### Given entries
►

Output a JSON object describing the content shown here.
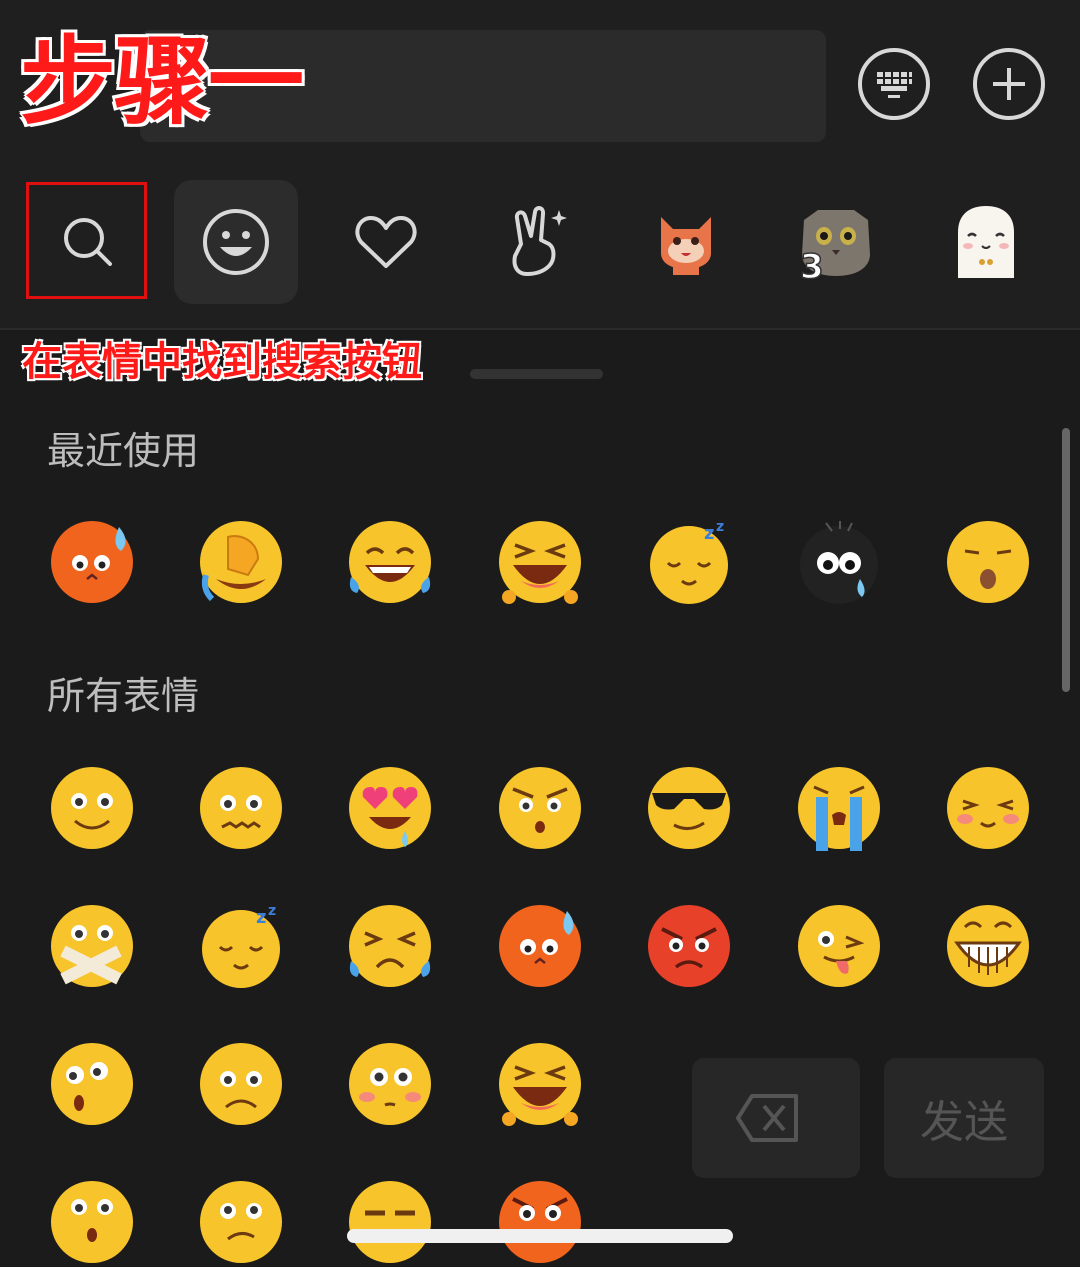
{
  "annotation": {
    "step_title": "步骤一",
    "hint": "在表情中找到搜索按钮"
  },
  "header": {
    "keyboard_icon": "keyboard-icon",
    "plus_icon": "plus-icon"
  },
  "tabs": [
    {
      "name": "search",
      "icon": "search-icon"
    },
    {
      "name": "emoji",
      "icon": "smiley-icon",
      "active": true
    },
    {
      "name": "favorites",
      "icon": "heart-icon"
    },
    {
      "name": "gestures",
      "icon": "victory-hand-icon"
    },
    {
      "name": "sticker-1",
      "icon": "cat-sticker-icon"
    },
    {
      "name": "sticker-2",
      "icon": "gray-cat-sticker-icon",
      "badge": "3"
    },
    {
      "name": "sticker-3",
      "icon": "white-seal-sticker-icon"
    }
  ],
  "sections": {
    "recent": "最近使用",
    "all": "所有表情"
  },
  "actions": {
    "send": "发送",
    "delete_icon": "backspace-icon"
  },
  "colors": {
    "background": "#1b1b1b",
    "annotation_red": "#ff1a1a",
    "emoji_yellow": "#f7c52b"
  }
}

◄

### Task brief
Exactly as written, return every line of the listing, but not the pictures.

### Exercise solution
Output a JSON object describing the content shown here.
{
  "annotation": {
    "step_title": "步骤一",
    "hint": "在表情中找到搜索按钮"
  },
  "header": {
    "keyboard_icon": "keyboard-icon",
    "plus_icon": "plus-icon"
  },
  "tabs": [
    {
      "name": "search",
      "icon": "search-icon"
    },
    {
      "name": "emoji",
      "icon": "smiley-icon",
      "active": true
    },
    {
      "name": "favorites",
      "icon": "heart-icon"
    },
    {
      "name": "gestures",
      "icon": "victory-hand-icon"
    },
    {
      "name": "sticker-1",
      "icon": "cat-sticker-icon"
    },
    {
      "name": "sticker-2",
      "icon": "gray-cat-sticker-icon",
      "badge": "3"
    },
    {
      "name": "sticker-3",
      "icon": "white-seal-sticker-icon"
    }
  ],
  "sections": {
    "recent": "最近使用",
    "all": "所有表情"
  },
  "actions": {
    "send": "发送",
    "delete_icon": "backspace-icon"
  },
  "colors": {
    "background": "#1b1b1b",
    "annotation_red": "#ff1a1a",
    "emoji_yellow": "#f7c52b"
  }
}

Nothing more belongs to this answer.